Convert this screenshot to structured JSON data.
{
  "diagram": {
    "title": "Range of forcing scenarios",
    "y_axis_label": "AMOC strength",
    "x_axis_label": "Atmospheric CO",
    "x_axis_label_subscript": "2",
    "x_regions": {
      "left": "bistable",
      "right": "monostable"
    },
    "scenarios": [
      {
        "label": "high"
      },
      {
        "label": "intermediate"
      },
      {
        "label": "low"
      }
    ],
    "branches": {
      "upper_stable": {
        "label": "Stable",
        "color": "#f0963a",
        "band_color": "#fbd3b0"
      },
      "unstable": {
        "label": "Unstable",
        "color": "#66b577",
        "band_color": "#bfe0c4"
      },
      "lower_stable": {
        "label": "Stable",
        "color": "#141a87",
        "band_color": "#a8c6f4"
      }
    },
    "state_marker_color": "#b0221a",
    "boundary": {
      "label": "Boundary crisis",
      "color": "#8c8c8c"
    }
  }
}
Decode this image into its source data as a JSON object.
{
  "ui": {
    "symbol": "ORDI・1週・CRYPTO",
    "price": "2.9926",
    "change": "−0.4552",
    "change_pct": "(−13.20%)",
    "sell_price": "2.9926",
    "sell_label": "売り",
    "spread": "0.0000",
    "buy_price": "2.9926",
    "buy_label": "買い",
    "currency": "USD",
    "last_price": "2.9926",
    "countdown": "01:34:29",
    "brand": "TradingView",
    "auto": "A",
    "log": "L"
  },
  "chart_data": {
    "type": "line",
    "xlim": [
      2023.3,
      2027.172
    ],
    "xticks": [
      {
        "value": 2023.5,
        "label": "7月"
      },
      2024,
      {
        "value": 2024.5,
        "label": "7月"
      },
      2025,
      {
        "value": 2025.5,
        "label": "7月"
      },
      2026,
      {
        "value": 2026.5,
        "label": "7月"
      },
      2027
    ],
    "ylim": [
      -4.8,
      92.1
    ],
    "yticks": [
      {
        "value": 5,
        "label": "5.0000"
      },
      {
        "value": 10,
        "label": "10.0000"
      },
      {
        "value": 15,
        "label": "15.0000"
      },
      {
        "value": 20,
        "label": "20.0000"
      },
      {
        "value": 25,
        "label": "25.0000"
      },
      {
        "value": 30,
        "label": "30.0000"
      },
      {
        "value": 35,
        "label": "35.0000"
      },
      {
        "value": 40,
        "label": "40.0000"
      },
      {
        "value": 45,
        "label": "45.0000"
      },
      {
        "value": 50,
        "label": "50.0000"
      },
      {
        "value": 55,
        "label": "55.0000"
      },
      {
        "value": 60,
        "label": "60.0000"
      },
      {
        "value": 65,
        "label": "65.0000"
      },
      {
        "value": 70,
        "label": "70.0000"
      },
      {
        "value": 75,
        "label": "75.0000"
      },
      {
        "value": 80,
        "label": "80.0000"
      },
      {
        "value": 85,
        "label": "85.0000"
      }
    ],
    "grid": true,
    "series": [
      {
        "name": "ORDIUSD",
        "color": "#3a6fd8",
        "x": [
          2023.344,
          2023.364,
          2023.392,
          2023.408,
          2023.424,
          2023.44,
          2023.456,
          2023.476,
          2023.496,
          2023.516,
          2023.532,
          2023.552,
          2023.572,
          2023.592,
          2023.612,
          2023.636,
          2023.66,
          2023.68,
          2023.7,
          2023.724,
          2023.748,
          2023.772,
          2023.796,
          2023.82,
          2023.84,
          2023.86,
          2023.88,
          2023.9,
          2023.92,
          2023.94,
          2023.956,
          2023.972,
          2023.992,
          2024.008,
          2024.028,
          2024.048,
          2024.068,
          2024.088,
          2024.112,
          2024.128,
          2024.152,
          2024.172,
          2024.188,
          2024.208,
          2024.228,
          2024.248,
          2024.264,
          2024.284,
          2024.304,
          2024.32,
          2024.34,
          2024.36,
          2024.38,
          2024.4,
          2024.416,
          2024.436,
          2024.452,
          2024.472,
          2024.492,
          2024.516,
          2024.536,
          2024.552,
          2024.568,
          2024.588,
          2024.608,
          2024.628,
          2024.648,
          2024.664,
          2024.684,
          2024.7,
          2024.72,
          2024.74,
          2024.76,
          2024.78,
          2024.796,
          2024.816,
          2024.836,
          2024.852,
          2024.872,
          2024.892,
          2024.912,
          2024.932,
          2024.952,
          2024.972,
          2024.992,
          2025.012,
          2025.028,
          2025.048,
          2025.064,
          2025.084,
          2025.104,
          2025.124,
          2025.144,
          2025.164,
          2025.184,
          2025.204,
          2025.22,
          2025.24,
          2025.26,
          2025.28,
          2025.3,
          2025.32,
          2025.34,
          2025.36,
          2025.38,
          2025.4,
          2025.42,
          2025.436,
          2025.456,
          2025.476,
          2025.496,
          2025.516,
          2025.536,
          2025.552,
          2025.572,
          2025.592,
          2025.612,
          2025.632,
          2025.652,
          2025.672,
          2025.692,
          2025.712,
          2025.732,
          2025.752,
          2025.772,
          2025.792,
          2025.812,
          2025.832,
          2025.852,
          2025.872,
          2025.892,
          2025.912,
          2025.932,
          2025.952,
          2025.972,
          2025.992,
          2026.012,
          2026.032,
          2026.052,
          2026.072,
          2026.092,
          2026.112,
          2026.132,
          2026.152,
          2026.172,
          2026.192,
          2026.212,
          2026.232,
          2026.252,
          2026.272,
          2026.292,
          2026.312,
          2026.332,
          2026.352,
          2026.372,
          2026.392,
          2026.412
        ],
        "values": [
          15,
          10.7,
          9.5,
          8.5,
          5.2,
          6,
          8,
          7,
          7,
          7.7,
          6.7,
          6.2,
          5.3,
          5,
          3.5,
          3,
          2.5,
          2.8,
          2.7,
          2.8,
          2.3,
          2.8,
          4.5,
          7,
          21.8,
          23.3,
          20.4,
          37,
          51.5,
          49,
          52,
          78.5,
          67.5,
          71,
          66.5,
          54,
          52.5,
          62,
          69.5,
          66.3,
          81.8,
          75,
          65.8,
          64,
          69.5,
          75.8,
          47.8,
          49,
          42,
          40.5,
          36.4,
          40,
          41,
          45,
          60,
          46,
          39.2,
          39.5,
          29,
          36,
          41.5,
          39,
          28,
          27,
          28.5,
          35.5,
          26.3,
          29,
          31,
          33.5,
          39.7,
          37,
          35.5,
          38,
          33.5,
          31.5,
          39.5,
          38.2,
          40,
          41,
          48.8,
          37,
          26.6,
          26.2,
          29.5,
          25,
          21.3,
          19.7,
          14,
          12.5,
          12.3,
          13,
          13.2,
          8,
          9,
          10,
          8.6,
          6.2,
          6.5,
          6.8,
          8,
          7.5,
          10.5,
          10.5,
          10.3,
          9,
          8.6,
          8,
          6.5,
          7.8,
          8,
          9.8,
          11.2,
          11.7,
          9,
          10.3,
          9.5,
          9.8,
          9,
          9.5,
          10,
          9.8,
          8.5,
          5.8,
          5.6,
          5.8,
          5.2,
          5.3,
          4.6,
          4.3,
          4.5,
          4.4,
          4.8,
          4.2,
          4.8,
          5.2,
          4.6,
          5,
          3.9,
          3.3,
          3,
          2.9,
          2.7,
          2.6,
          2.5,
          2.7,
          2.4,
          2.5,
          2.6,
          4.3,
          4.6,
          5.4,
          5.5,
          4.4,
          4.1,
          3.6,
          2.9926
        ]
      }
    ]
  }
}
════════════════
Return all of the data exactly as it reads.

Final result:
Convert this screenshot to structured JSON data.
{
  "diagram": {
    "title": "Range of forcing scenarios",
    "y_axis_label": "AMOC strength",
    "x_axis_label": "Atmospheric CO",
    "x_axis_label_subscript": "2",
    "x_regions": {
      "left": "bistable",
      "right": "monostable"
    },
    "scenarios": [
      {
        "label": "high"
      },
      {
        "label": "intermediate"
      },
      {
        "label": "low"
      }
    ],
    "branches": {
      "upper_stable": {
        "label": "Stable",
        "color": "#f0963a",
        "band_color": "#fbd3b0"
      },
      "unstable": {
        "label": "Unstable",
        "color": "#66b577",
        "band_color": "#bfe0c4"
      },
      "lower_stable": {
        "label": "Stable",
        "color": "#141a87",
        "band_color": "#a8c6f4"
      }
    },
    "state_marker_color": "#b0221a",
    "boundary": {
      "label": "Boundary crisis",
      "color": "#8c8c8c"
    }
  }
}
Decode this image into its source data as a JSON object.
{
  "ui": {
    "symbol": "ORDI・1週・CRYPTO",
    "price": "2.9926",
    "change": "−0.4552",
    "change_pct": "(−13.20%)",
    "sell_price": "2.9926",
    "sell_label": "売り",
    "spread": "0.0000",
    "buy_price": "2.9926",
    "buy_label": "買い",
    "currency": "USD",
    "last_price": "2.9926",
    "countdown": "01:34:29",
    "brand": "TradingView",
    "auto": "A",
    "log": "L"
  },
  "chart_data": {
    "type": "line",
    "xlim": [
      2023.3,
      2027.172
    ],
    "xticks": [
      {
        "value": 2023.5,
        "label": "7月"
      },
      2024,
      {
        "value": 2024.5,
        "label": "7月"
      },
      2025,
      {
        "value": 2025.5,
        "label": "7月"
      },
      2026,
      {
        "value": 2026.5,
        "label": "7月"
      },
      2027
    ],
    "ylim": [
      -4.8,
      92.1
    ],
    "yticks": [
      {
        "value": 5,
        "label": "5.0000"
      },
      {
        "value": 10,
        "label": "10.0000"
      },
      {
        "value": 15,
        "label": "15.0000"
      },
      {
        "value": 20,
        "label": "20.0000"
      },
      {
        "value": 25,
        "label": "25.0000"
      },
      {
        "value": 30,
        "label": "30.0000"
      },
      {
        "value": 35,
        "label": "35.0000"
      },
      {
        "value": 40,
        "label": "40.0000"
      },
      {
        "value": 45,
        "label": "45.0000"
      },
      {
        "value": 50,
        "label": "50.0000"
      },
      {
        "value": 55,
        "label": "55.0000"
      },
      {
        "value": 60,
        "label": "60.0000"
      },
      {
        "value": 65,
        "label": "65.0000"
      },
      {
        "value": 70,
        "label": "70.0000"
      },
      {
        "value": 75,
        "label": "75.0000"
      },
      {
        "value": 80,
        "label": "80.0000"
      },
      {
        "value": 85,
        "label": "85.0000"
      }
    ],
    "grid": true,
    "series": [
      {
        "name": "ORDIUSD",
        "color": "#3a6fd8",
        "x": [
          2023.344,
          2023.364,
          2023.392,
          2023.408,
          2023.424,
          2023.44,
          2023.456,
          2023.476,
          2023.496,
          2023.516,
          2023.532,
          2023.552,
          2023.572,
          2023.592,
          2023.612,
          2023.636,
          2023.66,
          2023.68,
          2023.7,
          2023.724,
          2023.748,
          2023.772,
          2023.796,
          2023.82,
          2023.84,
          2023.86,
          2023.88,
          2023.9,
          2023.92,
          2023.94,
          2023.956,
          2023.972,
          2023.992,
          2024.008,
          2024.028,
          2024.048,
          2024.068,
          2024.088,
          2024.112,
          2024.128,
          2024.152,
          2024.172,
          2024.188,
          2024.208,
          2024.228,
          2024.248,
          2024.264,
          2024.284,
          2024.304,
          2024.32,
          2024.34,
          2024.36,
          2024.38,
          2024.4,
          2024.416,
          2024.436,
          2024.452,
          2024.472,
          2024.492,
          2024.516,
          2024.536,
          2024.552,
          2024.568,
          2024.588,
          2024.608,
          2024.628,
          2024.648,
          2024.664,
          2024.684,
          2024.7,
          2024.72,
          2024.74,
          2024.76,
          2024.78,
          2024.796,
          2024.816,
          2024.836,
          2024.852,
          2024.872,
          2024.892,
          2024.912,
          2024.932,
          2024.952,
          2024.972,
          2024.992,
          2025.012,
          2025.028,
          2025.048,
          2025.064,
          2025.084,
          2025.104,
          2025.124,
          2025.144,
          2025.164,
          2025.184,
          2025.204,
          2025.22,
          2025.24,
          2025.26,
          2025.28,
          2025.3,
          2025.32,
          2025.34,
          2025.36,
          2025.38,
          2025.4,
          2025.42,
          2025.436,
          2025.456,
          2025.476,
          2025.496,
          2025.516,
          2025.536,
          2025.552,
          2025.572,
          2025.592,
          2025.612,
          2025.632,
          2025.652,
          2025.672,
          2025.692,
          2025.712,
          2025.732,
          2025.752,
          2025.772,
          2025.792,
          2025.812,
          2025.832,
          2025.852,
          2025.872,
          2025.892,
          2025.912,
          2025.932,
          2025.952,
          2025.972,
          2025.992,
          2026.012,
          2026.032,
          2026.052,
          2026.072,
          2026.092,
          2026.112,
          2026.132,
          2026.152,
          2026.172,
          2026.192,
          2026.212,
          2026.232,
          2026.252,
          2026.272,
          2026.292,
          2026.312,
          2026.332,
          2026.352,
          2026.372,
          2026.392,
          2026.412
        ],
        "values": [
          15,
          10.7,
          9.5,
          8.5,
          5.2,
          6,
          8,
          7,
          7,
          7.7,
          6.7,
          6.2,
          5.3,
          5,
          3.5,
          3,
          2.5,
          2.8,
          2.7,
          2.8,
          2.3,
          2.8,
          4.5,
          7,
          21.8,
          23.3,
          20.4,
          37,
          51.5,
          49,
          52,
          78.5,
          67.5,
          71,
          66.5,
          54,
          52.5,
          62,
          69.5,
          66.3,
          81.8,
          75,
          65.8,
          64,
          69.5,
          75.8,
          47.8,
          49,
          42,
          40.5,
          36.4,
          40,
          41,
          45,
          60,
          46,
          39.2,
          39.5,
          29,
          36,
          41.5,
          39,
          28,
          27,
          28.5,
          35.5,
          26.3,
          29,
          31,
          33.5,
          39.7,
          37,
          35.5,
          38,
          33.5,
          31.5,
          39.5,
          38.2,
          40,
          41,
          48.8,
          37,
          26.6,
          26.2,
          29.5,
          25,
          21.3,
          19.7,
          14,
          12.5,
          12.3,
          13,
          13.2,
          8,
          9,
          10,
          8.6,
          6.2,
          6.5,
          6.8,
          8,
          7.5,
          10.5,
          10.5,
          10.3,
          9,
          8.6,
          8,
          6.5,
          7.8,
          8,
          9.8,
          11.2,
          11.7,
          9,
          10.3,
          9.5,
          9.8,
          9,
          9.5,
          10,
          9.8,
          8.5,
          5.8,
          5.6,
          5.8,
          5.2,
          5.3,
          4.6,
          4.3,
          4.5,
          4.4,
          4.8,
          4.2,
          4.8,
          5.2,
          4.6,
          5,
          3.9,
          3.3,
          3,
          2.9,
          2.7,
          2.6,
          2.5,
          2.7,
          2.4,
          2.5,
          2.6,
          4.3,
          4.6,
          5.4,
          5.5,
          4.4,
          4.1,
          3.6,
          2.9926
        ]
      }
    ]
  }
}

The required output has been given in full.